▶ **STATED TASK**: Copy every line in which the string "Department" occurs.

▶ **SUPPLIED INFORMATION**:

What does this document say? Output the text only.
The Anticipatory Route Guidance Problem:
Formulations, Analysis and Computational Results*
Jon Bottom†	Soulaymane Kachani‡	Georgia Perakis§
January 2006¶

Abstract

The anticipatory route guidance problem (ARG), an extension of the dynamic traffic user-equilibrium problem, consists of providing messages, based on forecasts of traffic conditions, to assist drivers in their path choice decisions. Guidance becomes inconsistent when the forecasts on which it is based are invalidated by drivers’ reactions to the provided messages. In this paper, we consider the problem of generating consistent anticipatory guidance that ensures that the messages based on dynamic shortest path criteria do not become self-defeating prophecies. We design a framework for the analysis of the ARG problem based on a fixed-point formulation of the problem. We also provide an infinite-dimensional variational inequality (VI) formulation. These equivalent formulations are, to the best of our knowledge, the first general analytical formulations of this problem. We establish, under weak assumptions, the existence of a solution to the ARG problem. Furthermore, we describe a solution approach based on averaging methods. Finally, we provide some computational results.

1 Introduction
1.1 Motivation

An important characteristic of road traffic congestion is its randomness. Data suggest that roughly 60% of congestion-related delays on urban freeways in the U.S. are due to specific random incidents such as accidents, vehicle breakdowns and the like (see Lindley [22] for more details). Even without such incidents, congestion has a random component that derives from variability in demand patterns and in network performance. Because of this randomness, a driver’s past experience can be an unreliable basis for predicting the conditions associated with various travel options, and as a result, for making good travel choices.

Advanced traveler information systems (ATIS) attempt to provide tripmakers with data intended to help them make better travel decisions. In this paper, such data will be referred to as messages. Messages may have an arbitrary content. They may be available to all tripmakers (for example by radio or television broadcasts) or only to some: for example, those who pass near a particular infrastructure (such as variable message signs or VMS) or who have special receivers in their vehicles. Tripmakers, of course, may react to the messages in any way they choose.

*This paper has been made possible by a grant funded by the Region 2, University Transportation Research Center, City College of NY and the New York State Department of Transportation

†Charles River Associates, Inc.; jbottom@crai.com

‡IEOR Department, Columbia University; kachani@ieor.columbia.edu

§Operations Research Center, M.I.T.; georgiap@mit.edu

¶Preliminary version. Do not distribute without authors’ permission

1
* * *
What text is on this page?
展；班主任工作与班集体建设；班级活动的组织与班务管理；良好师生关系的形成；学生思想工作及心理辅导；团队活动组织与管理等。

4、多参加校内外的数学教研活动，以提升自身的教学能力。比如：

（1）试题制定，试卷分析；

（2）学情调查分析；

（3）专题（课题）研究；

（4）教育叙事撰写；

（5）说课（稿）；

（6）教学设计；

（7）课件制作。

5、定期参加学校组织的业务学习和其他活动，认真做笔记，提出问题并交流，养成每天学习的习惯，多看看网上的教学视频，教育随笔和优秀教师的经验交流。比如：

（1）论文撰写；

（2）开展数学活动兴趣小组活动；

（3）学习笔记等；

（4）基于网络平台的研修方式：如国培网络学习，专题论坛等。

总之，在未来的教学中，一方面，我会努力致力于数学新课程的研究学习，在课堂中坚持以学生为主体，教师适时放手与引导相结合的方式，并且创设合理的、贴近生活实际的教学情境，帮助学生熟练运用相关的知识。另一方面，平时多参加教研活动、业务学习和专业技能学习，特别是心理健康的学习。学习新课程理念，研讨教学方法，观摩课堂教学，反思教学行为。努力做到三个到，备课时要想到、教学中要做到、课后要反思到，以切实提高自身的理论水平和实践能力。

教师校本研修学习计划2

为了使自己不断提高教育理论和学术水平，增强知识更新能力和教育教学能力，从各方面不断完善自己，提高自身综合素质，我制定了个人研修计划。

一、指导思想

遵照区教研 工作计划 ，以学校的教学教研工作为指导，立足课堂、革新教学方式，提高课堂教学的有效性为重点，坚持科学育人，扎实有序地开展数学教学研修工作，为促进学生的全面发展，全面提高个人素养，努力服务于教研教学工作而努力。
...
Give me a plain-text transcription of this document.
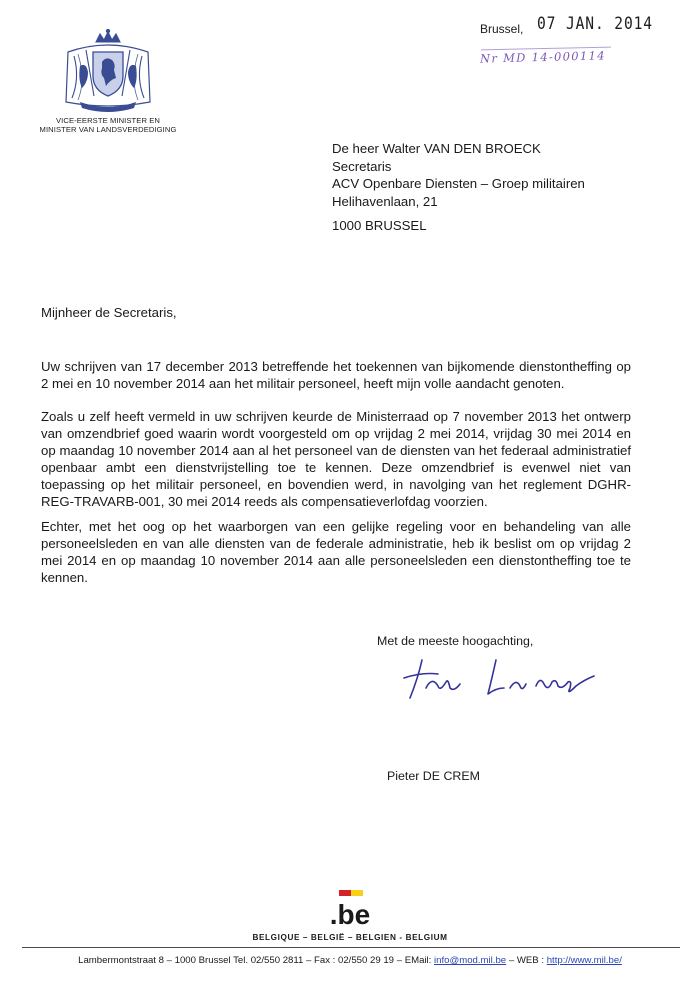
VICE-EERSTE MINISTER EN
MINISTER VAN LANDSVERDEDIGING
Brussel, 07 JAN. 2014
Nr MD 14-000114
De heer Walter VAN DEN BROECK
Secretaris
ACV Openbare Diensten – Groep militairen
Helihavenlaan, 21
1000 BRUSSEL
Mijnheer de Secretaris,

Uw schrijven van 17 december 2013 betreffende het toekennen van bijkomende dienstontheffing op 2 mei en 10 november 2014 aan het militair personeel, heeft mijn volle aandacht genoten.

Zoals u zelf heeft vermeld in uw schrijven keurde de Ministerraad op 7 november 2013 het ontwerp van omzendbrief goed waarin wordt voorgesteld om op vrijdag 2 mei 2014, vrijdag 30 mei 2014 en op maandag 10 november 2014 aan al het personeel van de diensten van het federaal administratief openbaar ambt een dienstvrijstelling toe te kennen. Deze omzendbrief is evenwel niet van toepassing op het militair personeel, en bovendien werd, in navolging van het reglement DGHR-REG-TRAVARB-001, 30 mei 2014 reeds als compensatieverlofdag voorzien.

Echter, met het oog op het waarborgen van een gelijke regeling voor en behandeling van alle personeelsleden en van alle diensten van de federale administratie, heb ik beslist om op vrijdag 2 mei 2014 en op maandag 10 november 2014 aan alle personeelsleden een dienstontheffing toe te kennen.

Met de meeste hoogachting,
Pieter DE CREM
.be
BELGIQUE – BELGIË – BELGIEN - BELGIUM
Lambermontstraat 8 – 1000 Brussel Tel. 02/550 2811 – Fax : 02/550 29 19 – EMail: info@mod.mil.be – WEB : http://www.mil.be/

▶ **RESULT OF THIS EXERCISE**:
*This paper has been made possible by a grant funded by the Region 2, University Transportation Research Center, City College of NY and the New York State Department of Transportation
‡IEOR Department, Columbia University; kachani@ieor.columbia.edu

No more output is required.